##### Source records

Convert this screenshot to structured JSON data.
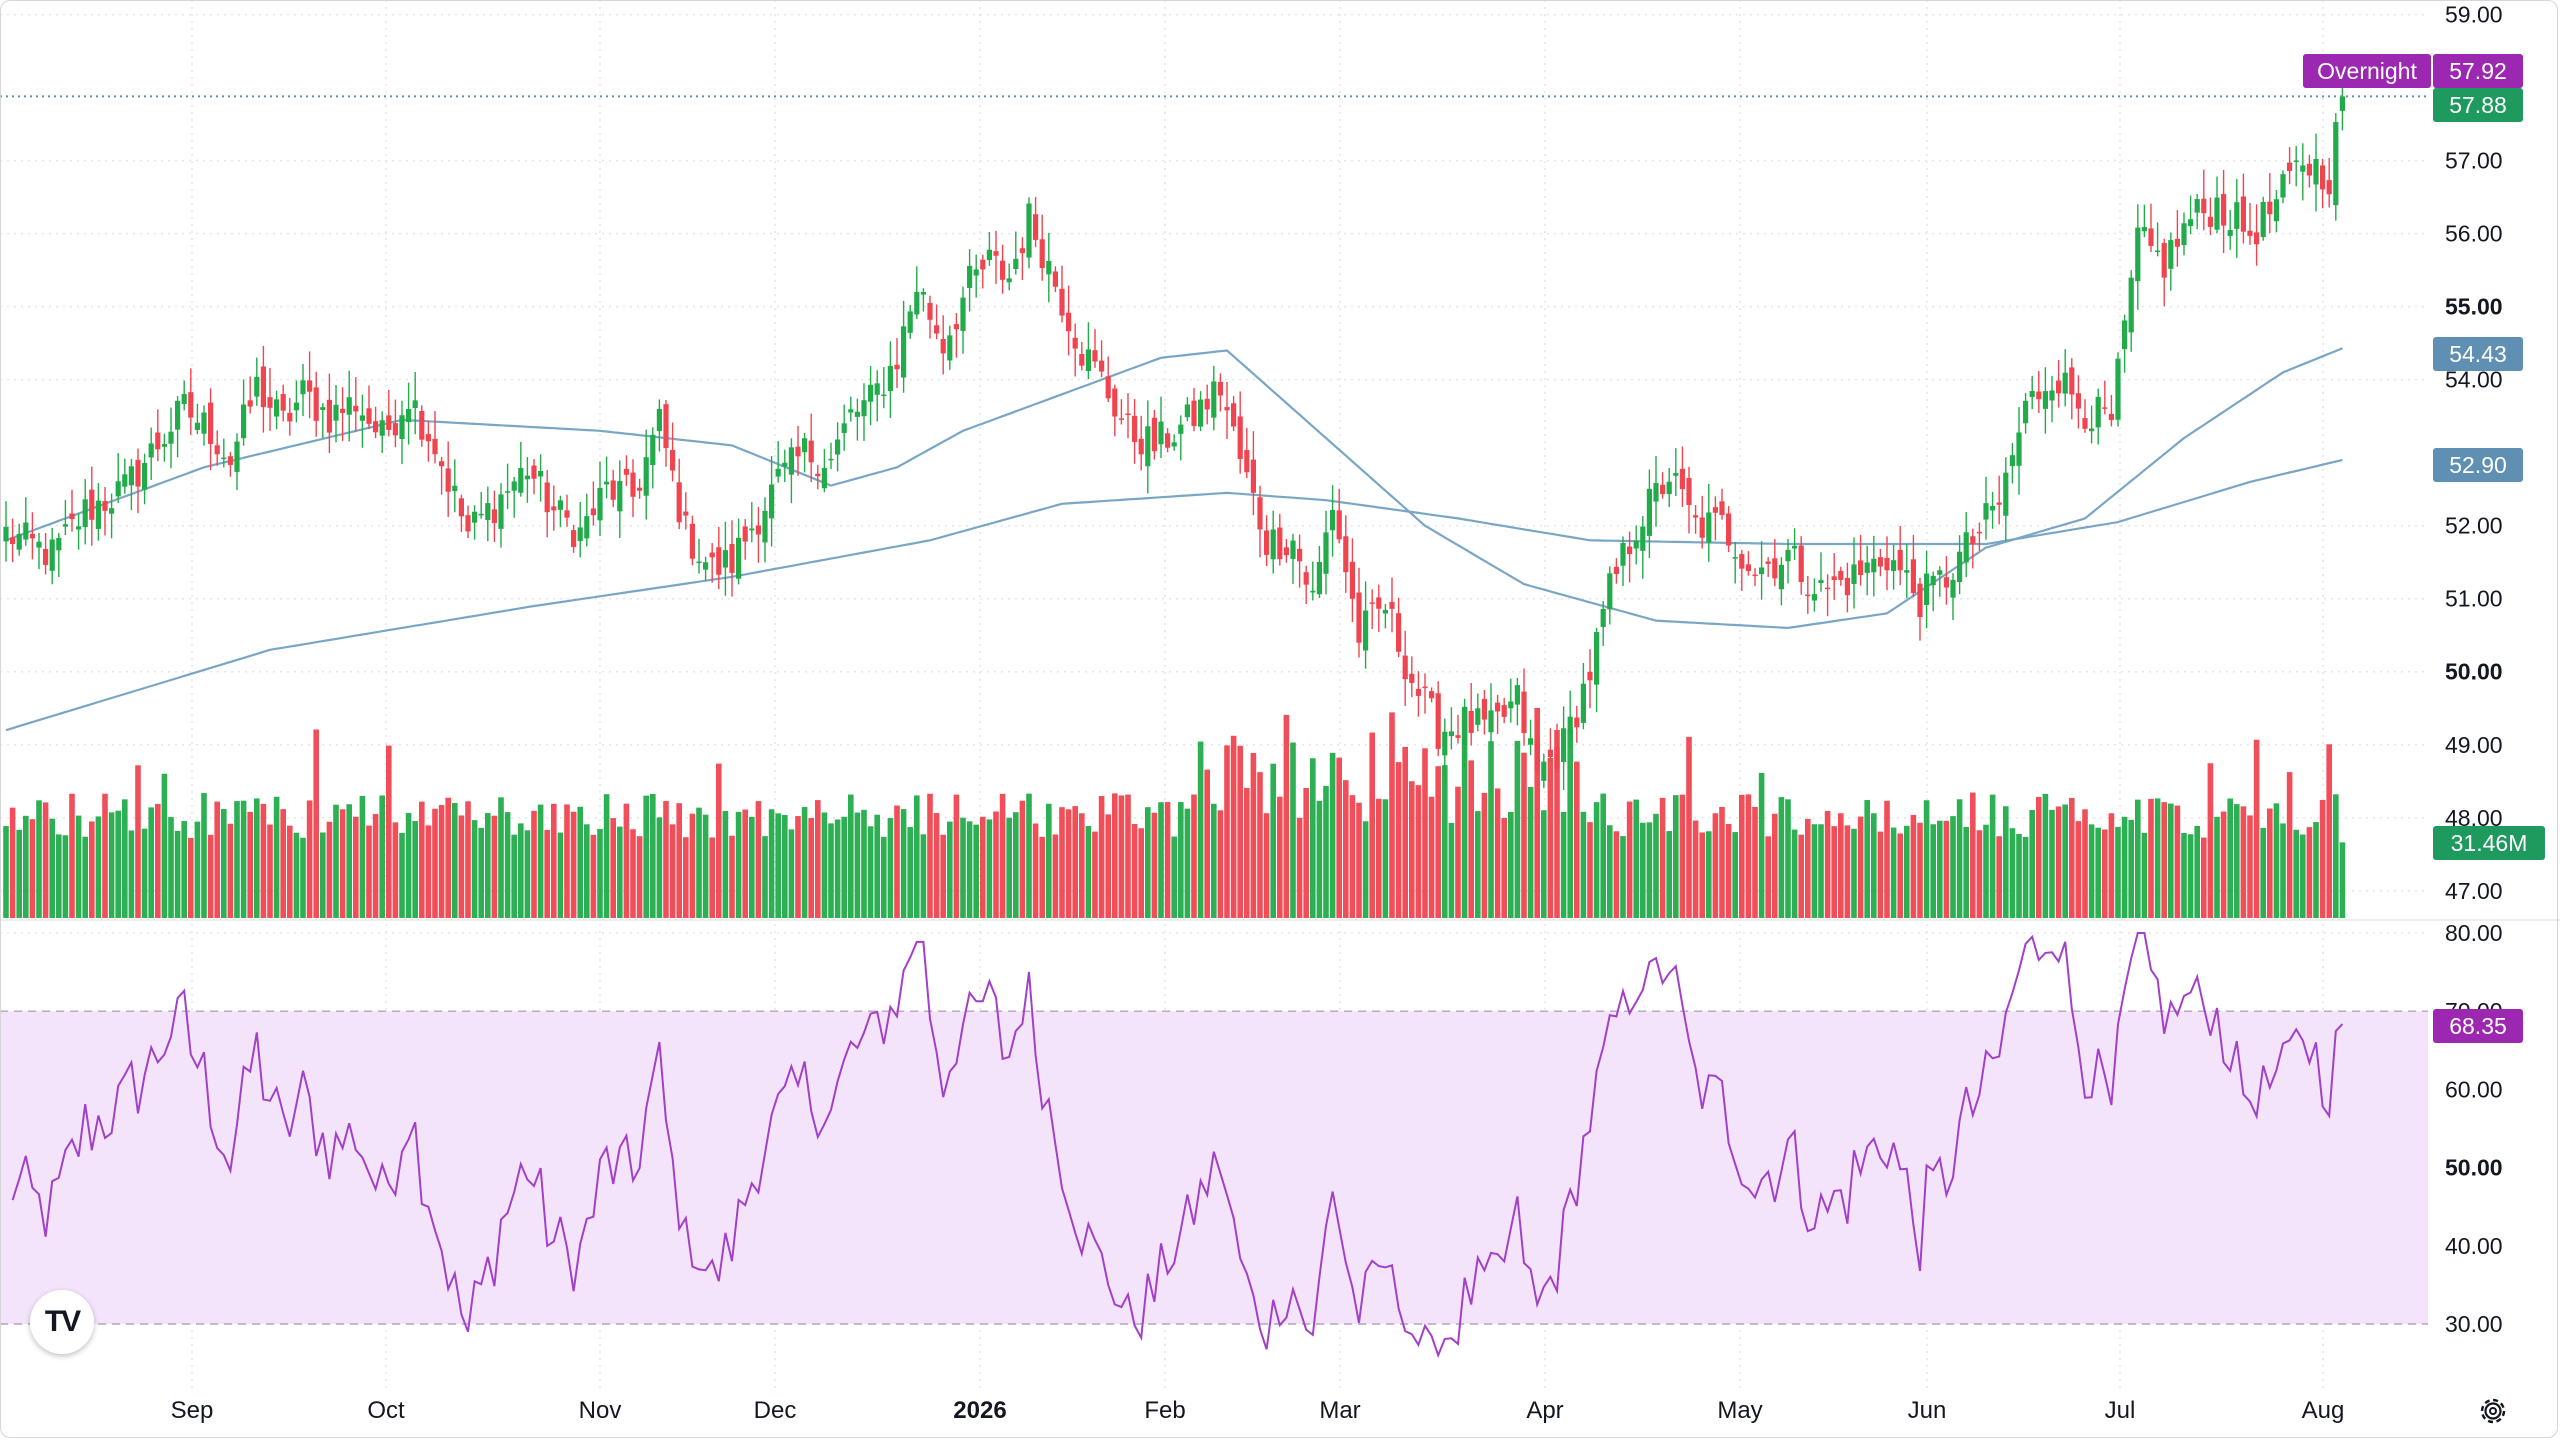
{
  "colors": {
    "up": "#22ab4a",
    "down": "#ef4550",
    "ma_line": "#7aa6c6",
    "rsi_line": "#a340c9",
    "rsi_band": "#f3e4fb",
    "grid": "#e3e6ea",
    "overnight": "#9c27b0",
    "price_tag": "#1e9a5f",
    "ma_tag": "#5f8fb3"
  },
  "price_scale": {
    "ticks": [
      "59.00",
      "57.00",
      "56.00",
      "55.00",
      "54.00",
      "52.00",
      "51.00",
      "50.00",
      "49.00",
      "48.00",
      "47.00"
    ],
    "major_ticks": [
      "55.00",
      "50.00"
    ],
    "tags": {
      "overnight_label": "Overnight",
      "overnight_value": "57.92",
      "last_price": "57.88",
      "ma_fast": "54.43",
      "ma_slow": "52.90",
      "volume": "31.46M"
    }
  },
  "rsi_scale": {
    "ticks": [
      "80.00",
      "70.00",
      "60.00",
      "50.00",
      "40.00",
      "30.00"
    ],
    "major_ticks": [
      "50.00"
    ],
    "value": "68.35"
  },
  "time_axis": [
    "Sep",
    "Oct",
    "Nov",
    "Dec",
    "2026",
    "Feb",
    "Mar",
    "Apr",
    "May",
    "Jun",
    "Jul",
    "Aug"
  ],
  "time_axis_bold": [
    "2026"
  ],
  "logo_text": "TV",
  "chart_data": [
    {
      "type": "candlestick",
      "period": "daily",
      "ylim": [
        46.6,
        59.2
      ],
      "keyframes": [
        [
          0,
          51.9
        ],
        [
          7,
          51.6
        ],
        [
          12,
          52.2
        ],
        [
          18,
          52.5
        ],
        [
          22,
          53.0
        ],
        [
          27,
          53.6
        ],
        [
          31,
          53.3
        ],
        [
          34,
          52.9
        ],
        [
          38,
          53.9
        ],
        [
          42,
          53.4
        ],
        [
          45,
          53.8
        ],
        [
          49,
          53.5
        ],
        [
          53,
          53.7
        ],
        [
          57,
          53.2
        ],
        [
          61,
          53.8
        ],
        [
          65,
          53.1
        ],
        [
          70,
          51.9
        ],
        [
          75,
          52.4
        ],
        [
          79,
          52.8
        ],
        [
          83,
          52.2
        ],
        [
          87,
          51.9
        ],
        [
          91,
          52.5
        ],
        [
          95,
          52.4
        ],
        [
          99,
          53.4
        ],
        [
          103,
          51.9
        ],
        [
          107,
          51.4
        ],
        [
          110,
          51.5
        ],
        [
          113,
          52.0
        ],
        [
          117,
          52.6
        ],
        [
          121,
          53.0
        ],
        [
          125,
          52.9
        ],
        [
          128,
          53.5
        ],
        [
          131,
          53.7
        ],
        [
          135,
          54.3
        ],
        [
          138,
          55.3
        ],
        [
          142,
          54.5
        ],
        [
          146,
          55.3
        ],
        [
          149,
          55.6
        ],
        [
          152,
          55.4
        ],
        [
          155,
          56.2
        ],
        [
          157,
          55.8
        ],
        [
          160,
          55.1
        ],
        [
          163,
          54.4
        ],
        [
          166,
          54.0
        ],
        [
          170,
          53.3
        ],
        [
          174,
          53.1
        ],
        [
          179,
          53.4
        ],
        [
          184,
          53.9
        ],
        [
          187,
          52.9
        ],
        [
          191,
          51.8
        ],
        [
          195,
          51.8
        ],
        [
          198,
          51.0
        ],
        [
          201,
          52.3
        ],
        [
          205,
          50.5
        ],
        [
          209,
          50.9
        ],
        [
          213,
          49.9
        ],
        [
          217,
          49.2
        ],
        [
          221,
          49.3
        ],
        [
          225,
          49.2
        ],
        [
          229,
          49.6
        ],
        [
          232,
          48.6
        ],
        [
          236,
          49.0
        ],
        [
          240,
          50.0
        ],
        [
          243,
          51.1
        ],
        [
          247,
          52.0
        ],
        [
          252,
          52.7
        ],
        [
          256,
          52.0
        ],
        [
          260,
          52.0
        ],
        [
          265,
          51.4
        ],
        [
          270,
          51.6
        ],
        [
          275,
          51.1
        ],
        [
          280,
          51.3
        ],
        [
          285,
          51.6
        ],
        [
          290,
          51.0
        ],
        [
          294,
          51.3
        ],
        [
          298,
          51.8
        ],
        [
          302,
          52.3
        ],
        [
          306,
          53.6
        ],
        [
          310,
          54.1
        ],
        [
          315,
          53.6
        ],
        [
          319,
          53.4
        ],
        [
          323,
          55.9
        ],
        [
          327,
          55.6
        ],
        [
          331,
          56.2
        ],
        [
          335,
          56.4
        ],
        [
          340,
          56.0
        ],
        [
          344,
          56.4
        ],
        [
          348,
          57.0
        ],
        [
          352,
          56.8
        ],
        [
          354,
          57.88
        ]
      ],
      "last_close": 57.88,
      "overnight": 57.92
    },
    {
      "type": "line",
      "name": "",
      "values_at_keyframes": [
        [
          0,
          51.8
        ],
        [
          30,
          52.8
        ],
        [
          60,
          53.45
        ],
        [
          90,
          53.3
        ],
        [
          110,
          53.1
        ],
        [
          125,
          52.55
        ],
        [
          135,
          52.8
        ],
        [
          145,
          53.3
        ],
        [
          160,
          53.8
        ],
        [
          175,
          54.3
        ],
        [
          185,
          54.4
        ],
        [
          200,
          53.2
        ],
        [
          215,
          52.0
        ],
        [
          230,
          51.2
        ],
        [
          250,
          50.7
        ],
        [
          270,
          50.6
        ],
        [
          285,
          50.8
        ],
        [
          300,
          51.7
        ],
        [
          315,
          52.1
        ],
        [
          330,
          53.2
        ],
        [
          345,
          54.1
        ],
        [
          354,
          54.43
        ]
      ],
      "last": 54.43
    },
    {
      "type": "line",
      "name": "",
      "values_at_keyframes": [
        [
          0,
          49.2
        ],
        [
          40,
          50.3
        ],
        [
          80,
          50.9
        ],
        [
          110,
          51.3
        ],
        [
          140,
          51.8
        ],
        [
          160,
          52.3
        ],
        [
          185,
          52.45
        ],
        [
          200,
          52.35
        ],
        [
          220,
          52.1
        ],
        [
          240,
          51.8
        ],
        [
          270,
          51.75
        ],
        [
          300,
          51.75
        ],
        [
          320,
          52.05
        ],
        [
          340,
          52.6
        ],
        [
          354,
          52.9
        ]
      ],
      "last": 52.9
    },
    {
      "type": "bar",
      "name": "Volume",
      "last": "31.46M"
    },
    {
      "type": "line",
      "name": "RSI",
      "ylim": [
        25,
        82
      ],
      "band": [
        30,
        70
      ],
      "last": 68.35
    }
  ]
}
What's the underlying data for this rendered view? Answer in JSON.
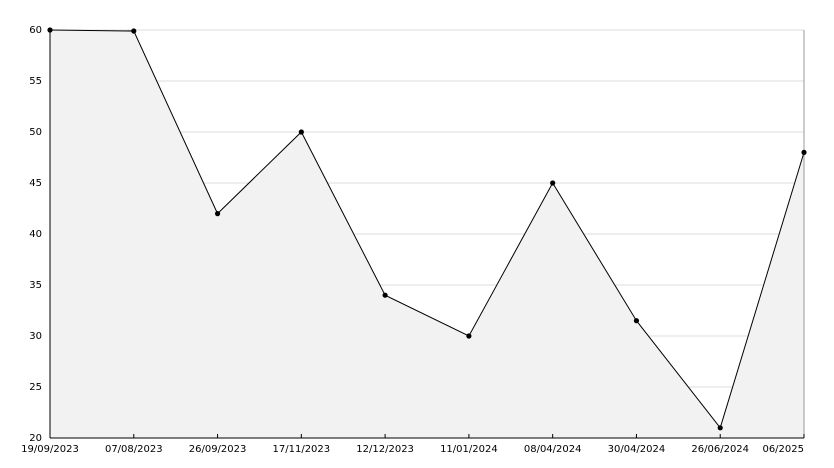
{
  "chart_data": {
    "type": "area",
    "categories": [
      "19/09/2023",
      "07/08/2023",
      "26/09/2023",
      "17/11/2023",
      "12/12/2023",
      "11/01/2024",
      "08/04/2024",
      "30/04/2024",
      "26/06/2024",
      "06/2025"
    ],
    "values": [
      60,
      59.9,
      42,
      50,
      34,
      30,
      45,
      31.5,
      21,
      48
    ],
    "color": "#000000",
    "fill": "#f2f2f2",
    "ylim": [
      20,
      60
    ],
    "yticks": [
      20,
      25,
      30,
      35,
      40,
      45,
      50,
      55,
      60
    ],
    "grid": true
  }
}
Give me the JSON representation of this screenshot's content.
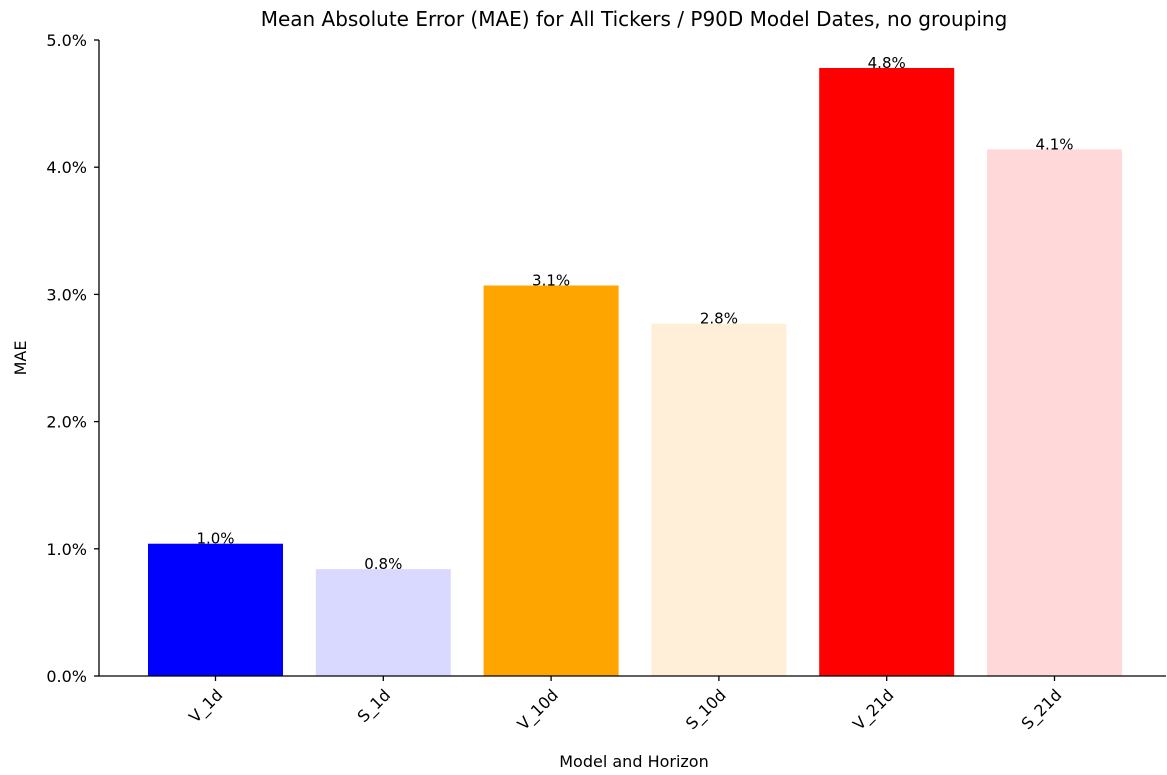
{
  "chart_data": {
    "type": "bar",
    "title": "Mean Absolute Error (MAE) for All Tickers / P90D Model Dates, no grouping",
    "xlabel": "Model and Horizon",
    "ylabel": "MAE",
    "categories": [
      "V_1d",
      "S_1d",
      "V_10d",
      "S_10d",
      "V_21d",
      "S_21d"
    ],
    "values": [
      1.04,
      0.84,
      3.07,
      2.77,
      4.78,
      4.14
    ],
    "data_labels": [
      "1.0%",
      "0.8%",
      "3.1%",
      "2.8%",
      "4.8%",
      "4.1%"
    ],
    "colors": [
      "#0000ff",
      "#d9d9ff",
      "#ffa500",
      "#ffefd9",
      "#ff0000",
      "#ffd9d9"
    ],
    "ylim": [
      0,
      5.0
    ],
    "yticks": [
      0,
      1,
      2,
      3,
      4,
      5
    ],
    "ytick_labels": [
      "0.0%",
      "1.0%",
      "2.0%",
      "3.0%",
      "4.0%",
      "5.0%"
    ],
    "grid": false,
    "legend": "none"
  }
}
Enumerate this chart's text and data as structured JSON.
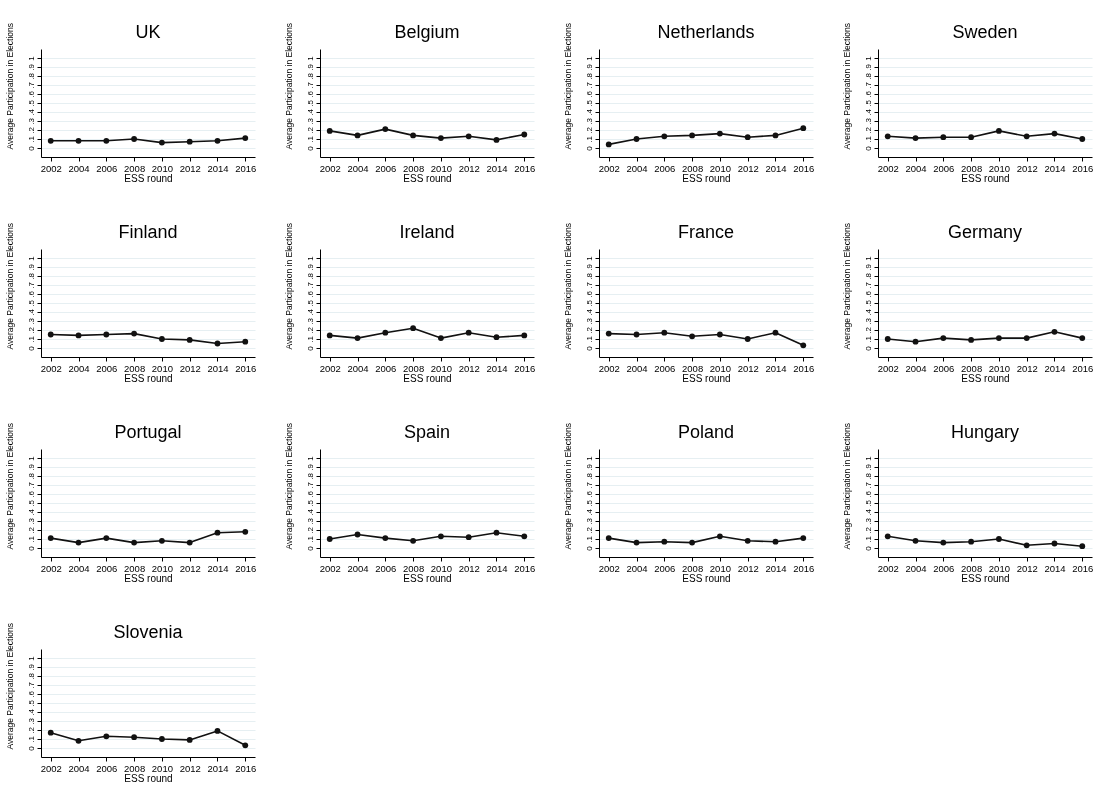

##########

**The exercise:**
From the entries above, copy out every line where the string "screenshot" appears.

**Correct answer:**
Convert this screenshot to structured JSON data.
Give me the JSON representation of this screenshot's content.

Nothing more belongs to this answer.